## WHAT YOU WILL DO
Look below. Copy each line that has "Finanzierung" in it.

** start of SUPPLIED RECORDS **

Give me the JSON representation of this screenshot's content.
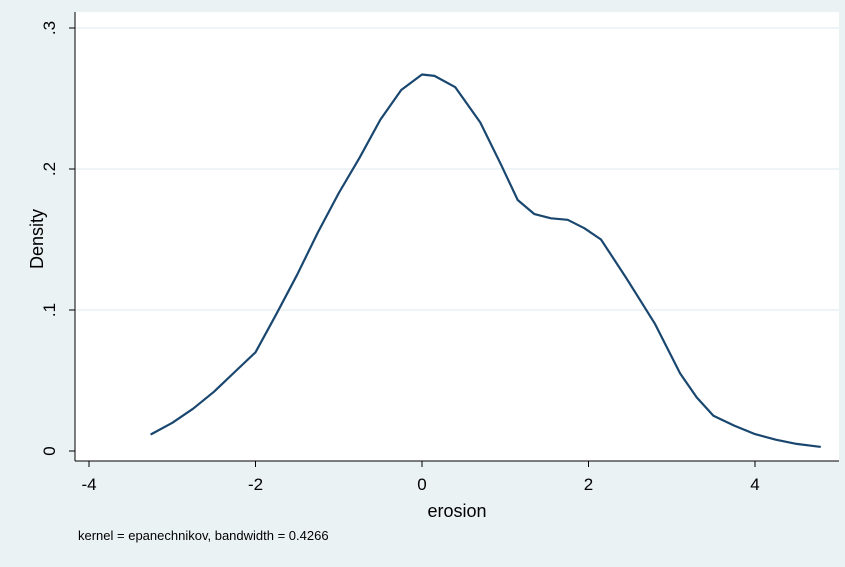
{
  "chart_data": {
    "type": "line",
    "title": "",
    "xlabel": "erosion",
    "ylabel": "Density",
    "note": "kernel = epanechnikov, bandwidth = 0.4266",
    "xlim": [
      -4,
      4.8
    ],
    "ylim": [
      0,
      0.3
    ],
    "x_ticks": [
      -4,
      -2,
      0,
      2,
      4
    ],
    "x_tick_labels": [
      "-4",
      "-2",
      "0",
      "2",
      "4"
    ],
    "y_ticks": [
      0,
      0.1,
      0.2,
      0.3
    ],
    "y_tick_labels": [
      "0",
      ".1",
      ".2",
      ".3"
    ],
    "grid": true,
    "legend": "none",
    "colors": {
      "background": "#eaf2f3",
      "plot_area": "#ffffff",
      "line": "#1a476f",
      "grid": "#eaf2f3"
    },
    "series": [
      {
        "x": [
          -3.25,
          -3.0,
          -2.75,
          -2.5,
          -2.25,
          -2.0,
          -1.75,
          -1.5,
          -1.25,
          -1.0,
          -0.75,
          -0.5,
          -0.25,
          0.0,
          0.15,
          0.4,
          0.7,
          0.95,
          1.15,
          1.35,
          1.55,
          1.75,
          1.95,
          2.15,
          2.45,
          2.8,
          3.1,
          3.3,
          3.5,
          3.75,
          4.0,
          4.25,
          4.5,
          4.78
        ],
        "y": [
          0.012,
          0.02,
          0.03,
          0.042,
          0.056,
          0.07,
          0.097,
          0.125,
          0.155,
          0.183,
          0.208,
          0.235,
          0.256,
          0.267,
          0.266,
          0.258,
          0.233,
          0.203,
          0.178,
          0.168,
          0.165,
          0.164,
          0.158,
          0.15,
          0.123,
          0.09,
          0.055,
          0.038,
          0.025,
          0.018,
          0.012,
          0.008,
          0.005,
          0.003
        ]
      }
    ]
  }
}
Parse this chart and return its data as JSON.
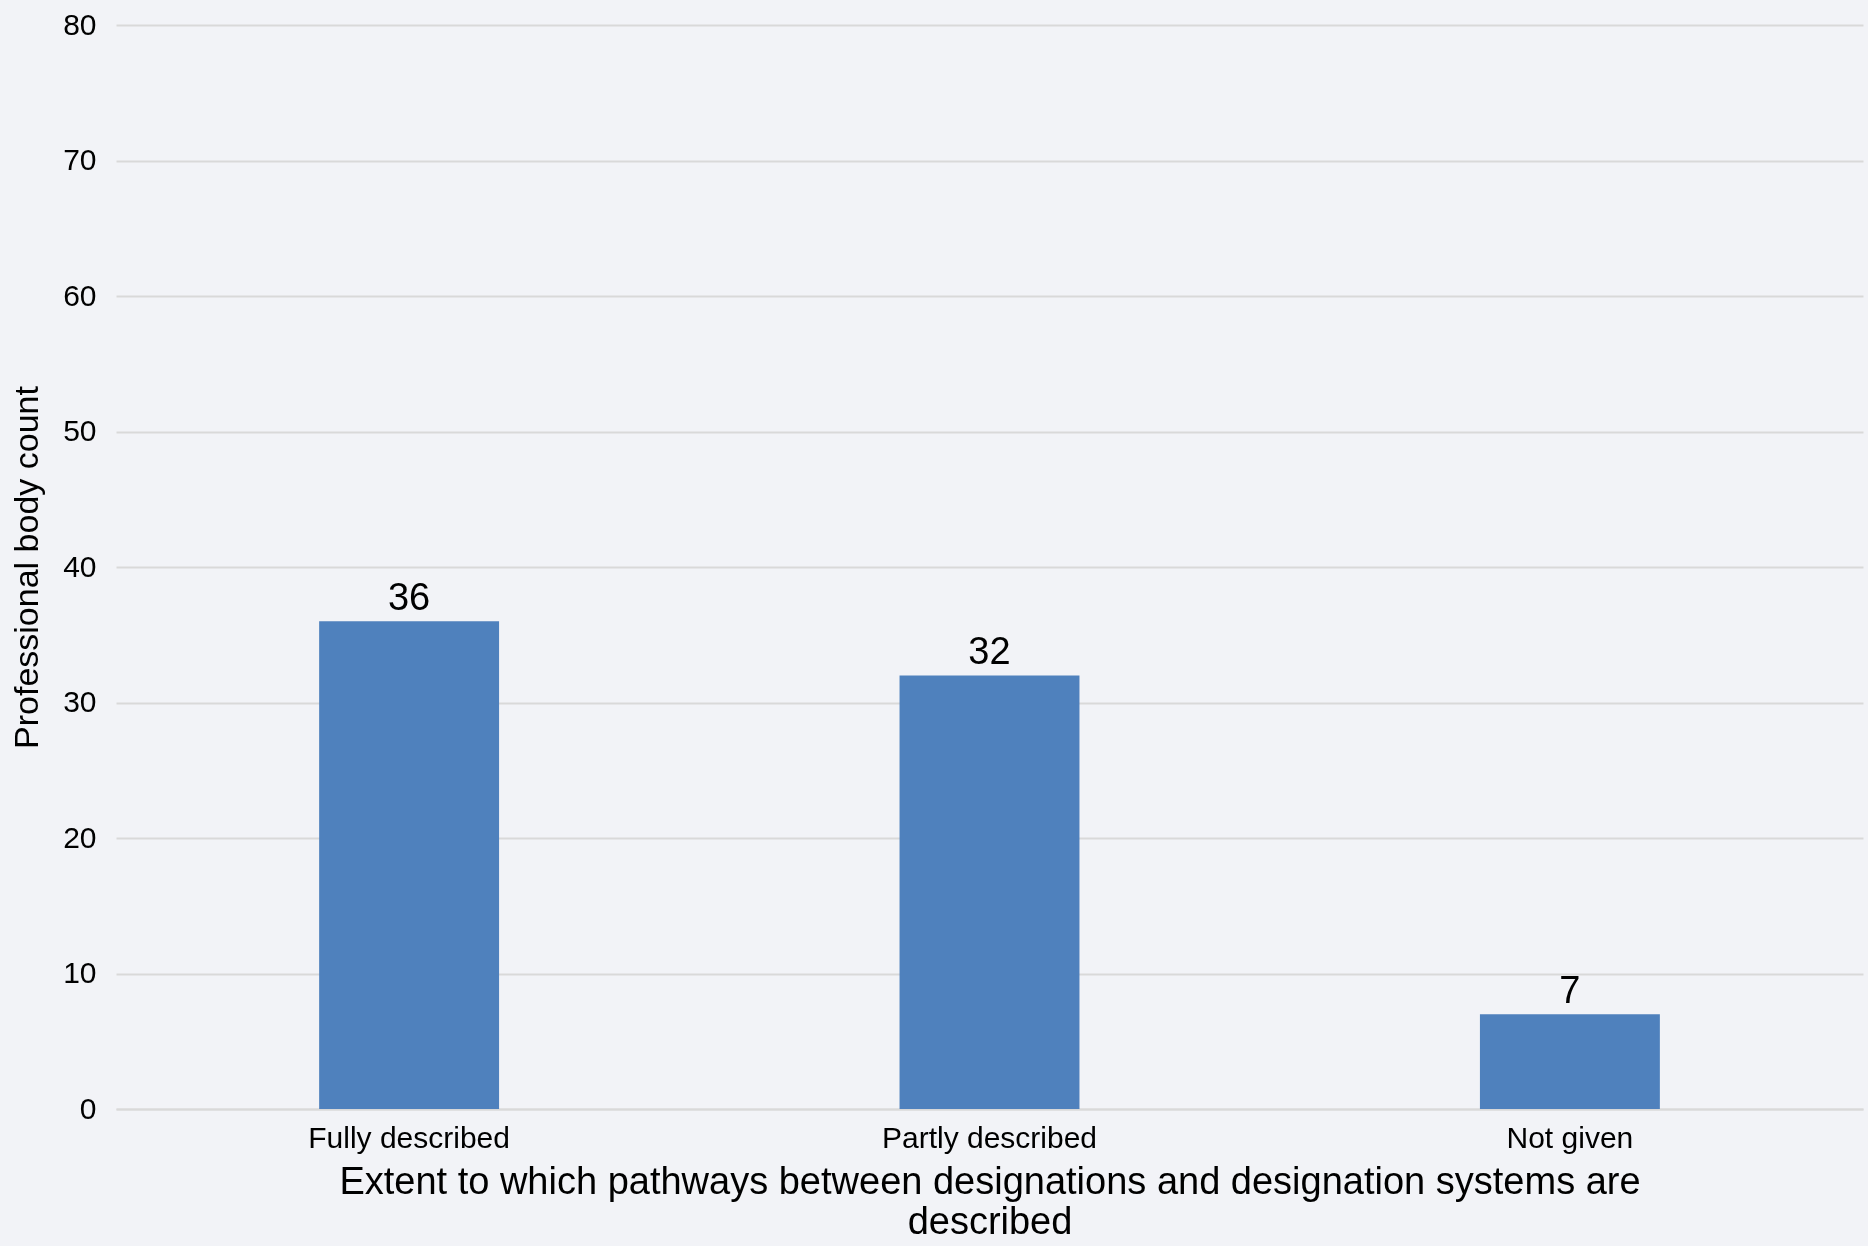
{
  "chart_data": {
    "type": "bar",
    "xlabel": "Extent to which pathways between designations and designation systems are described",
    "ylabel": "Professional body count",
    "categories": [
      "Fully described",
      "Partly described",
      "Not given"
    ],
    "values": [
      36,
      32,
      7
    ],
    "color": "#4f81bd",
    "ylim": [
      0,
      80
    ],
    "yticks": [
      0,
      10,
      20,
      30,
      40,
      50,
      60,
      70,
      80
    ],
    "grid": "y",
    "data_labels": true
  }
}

** end of SUPPLIED RECORDS **
** start of SUPPLIED RECORDS **

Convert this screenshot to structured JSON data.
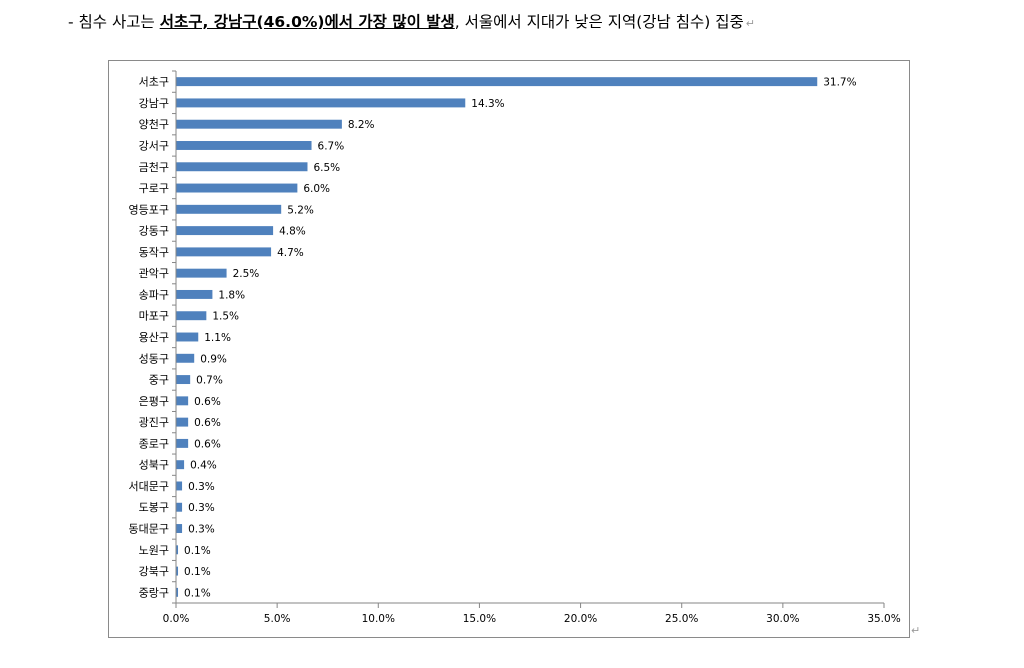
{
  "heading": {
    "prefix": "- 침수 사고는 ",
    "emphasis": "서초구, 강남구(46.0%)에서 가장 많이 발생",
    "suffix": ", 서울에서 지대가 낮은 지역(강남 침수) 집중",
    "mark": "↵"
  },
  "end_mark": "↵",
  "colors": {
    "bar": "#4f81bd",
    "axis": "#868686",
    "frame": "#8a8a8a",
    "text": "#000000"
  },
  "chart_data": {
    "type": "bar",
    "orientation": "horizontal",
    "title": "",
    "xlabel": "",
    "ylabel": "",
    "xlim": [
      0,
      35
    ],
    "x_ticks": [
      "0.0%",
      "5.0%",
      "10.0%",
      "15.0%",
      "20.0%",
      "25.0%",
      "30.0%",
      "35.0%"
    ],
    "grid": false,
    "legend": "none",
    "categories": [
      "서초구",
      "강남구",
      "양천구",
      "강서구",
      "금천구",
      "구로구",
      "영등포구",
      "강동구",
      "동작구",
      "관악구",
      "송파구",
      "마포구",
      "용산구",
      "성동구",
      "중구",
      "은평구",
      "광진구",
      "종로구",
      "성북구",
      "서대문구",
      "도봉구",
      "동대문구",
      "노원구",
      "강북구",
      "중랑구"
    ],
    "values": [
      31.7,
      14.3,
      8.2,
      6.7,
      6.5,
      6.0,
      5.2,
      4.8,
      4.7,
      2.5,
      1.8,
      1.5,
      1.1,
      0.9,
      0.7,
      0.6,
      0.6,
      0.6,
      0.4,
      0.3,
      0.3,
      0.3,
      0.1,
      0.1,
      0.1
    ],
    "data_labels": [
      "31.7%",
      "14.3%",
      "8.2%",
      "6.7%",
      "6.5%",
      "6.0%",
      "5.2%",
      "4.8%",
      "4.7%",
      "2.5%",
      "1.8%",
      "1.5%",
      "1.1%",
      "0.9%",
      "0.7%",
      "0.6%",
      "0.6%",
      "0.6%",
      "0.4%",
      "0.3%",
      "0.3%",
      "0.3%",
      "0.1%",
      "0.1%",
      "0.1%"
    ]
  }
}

** end of SUPPLIED RECORDS **
** start of SUPPLIED RECORDS **

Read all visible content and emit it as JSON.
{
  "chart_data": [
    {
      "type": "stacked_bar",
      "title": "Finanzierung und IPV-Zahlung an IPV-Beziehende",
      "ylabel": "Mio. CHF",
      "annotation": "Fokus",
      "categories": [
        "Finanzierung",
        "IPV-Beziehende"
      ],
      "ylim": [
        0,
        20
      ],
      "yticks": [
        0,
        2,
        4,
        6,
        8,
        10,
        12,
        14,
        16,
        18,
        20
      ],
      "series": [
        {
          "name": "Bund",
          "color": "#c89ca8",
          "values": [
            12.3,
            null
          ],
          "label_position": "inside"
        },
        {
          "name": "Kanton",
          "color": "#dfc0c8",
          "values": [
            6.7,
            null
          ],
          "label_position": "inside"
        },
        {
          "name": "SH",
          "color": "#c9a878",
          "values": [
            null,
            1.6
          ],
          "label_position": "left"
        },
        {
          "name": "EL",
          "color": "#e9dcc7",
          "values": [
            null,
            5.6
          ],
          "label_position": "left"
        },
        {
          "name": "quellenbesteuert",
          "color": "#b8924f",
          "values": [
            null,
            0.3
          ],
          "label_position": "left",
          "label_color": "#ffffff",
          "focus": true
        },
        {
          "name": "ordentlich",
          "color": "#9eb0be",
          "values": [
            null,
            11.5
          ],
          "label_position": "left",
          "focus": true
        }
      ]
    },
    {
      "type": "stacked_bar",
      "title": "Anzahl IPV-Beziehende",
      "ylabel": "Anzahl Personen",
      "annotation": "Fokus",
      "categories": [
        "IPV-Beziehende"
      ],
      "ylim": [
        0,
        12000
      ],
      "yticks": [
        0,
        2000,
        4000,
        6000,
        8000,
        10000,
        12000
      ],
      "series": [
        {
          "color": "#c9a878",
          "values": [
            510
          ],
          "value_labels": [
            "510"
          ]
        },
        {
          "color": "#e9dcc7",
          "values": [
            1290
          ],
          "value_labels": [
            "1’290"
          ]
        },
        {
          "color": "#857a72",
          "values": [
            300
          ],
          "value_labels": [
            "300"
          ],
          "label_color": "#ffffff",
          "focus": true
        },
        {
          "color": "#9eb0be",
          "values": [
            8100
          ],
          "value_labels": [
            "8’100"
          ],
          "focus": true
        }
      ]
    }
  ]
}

** end of SUPPLIED RECORDS **

## RESULT
      "title": "Finanzierung und IPV-Zahlung an IPV-Beziehende",
        "Finanzierung",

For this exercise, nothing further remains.